TASK STATEMENT:
Wherever a line holds the string "text", copy that line.

BEGIN

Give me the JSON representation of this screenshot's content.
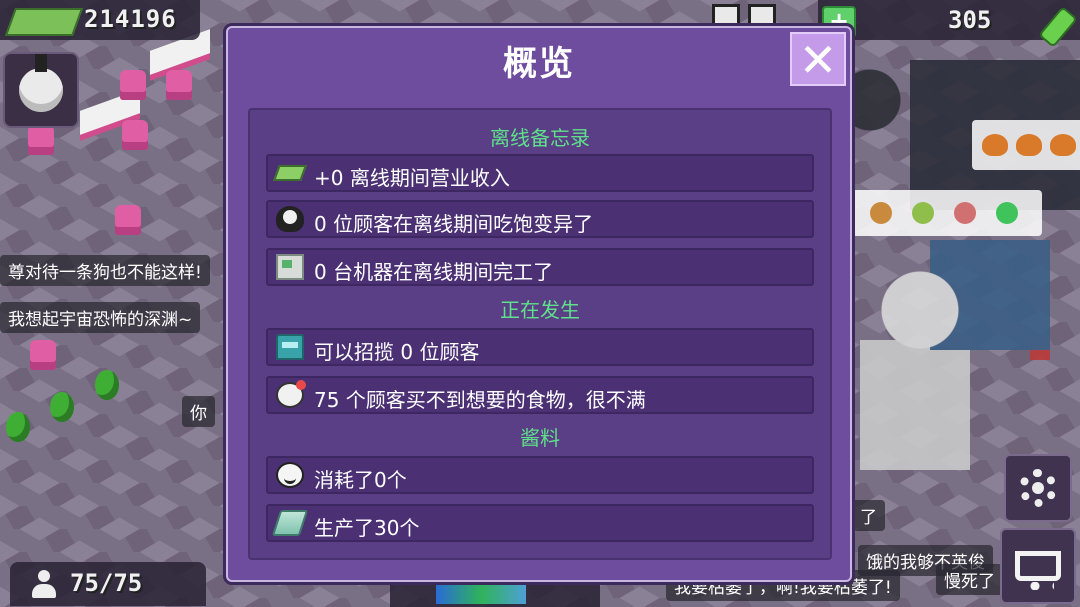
{
  "hud": {
    "money": "214196",
    "customers": "75/75",
    "energy": "305"
  },
  "background_chat": [
    "尊对待一条狗也不能这样!",
    "我想起宇宙恐怖的深渊~",
    "你",
    "饿的我够不英俊",
    "慢死了",
    "我要枯萎了，啊!我要枯萎了!",
    "了"
  ],
  "dialog": {
    "title": "概览",
    "close_label": "✕",
    "sections": [
      {
        "title": "离线备忘录",
        "rows": [
          {
            "icon": "cash-icon",
            "text": "+0 离线期间营业收入"
          },
          {
            "icon": "customer-face-icon",
            "text": "0 位顾客在离线期间吃饱变异了"
          },
          {
            "icon": "machine-icon",
            "text": "0 台机器在离线期间完工了"
          }
        ]
      },
      {
        "title": "正在发生",
        "rows": [
          {
            "icon": "door-icon",
            "text": "可以招揽 0 位顾客"
          },
          {
            "icon": "angry-customer-icon",
            "text": "75 个顾客买不到想要的食物，很不满"
          }
        ]
      },
      {
        "title": "酱料",
        "rows": [
          {
            "icon": "smile-icon",
            "text": "消耗了0个"
          },
          {
            "icon": "sauce-dispenser-icon",
            "text": "生产了30个"
          }
        ]
      }
    ]
  },
  "colors": {
    "dialog_bg": "#6e4c9e",
    "section_title": "#5fe08a",
    "close_button": "#c49be8"
  }
}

END

WRITTEN SOLUTION:
            "text": "+0 离线期间营业收入"
            "text": "0 位顾客在离线期间吃饱变异了"
            "text": "0 台机器在离线期间完工了"
            "text": "可以招揽 0 位顾客"
            "text": "75 个顾客买不到想要的食物，很不满"
            "text": "消耗了0个"
            "text": "生产了30个"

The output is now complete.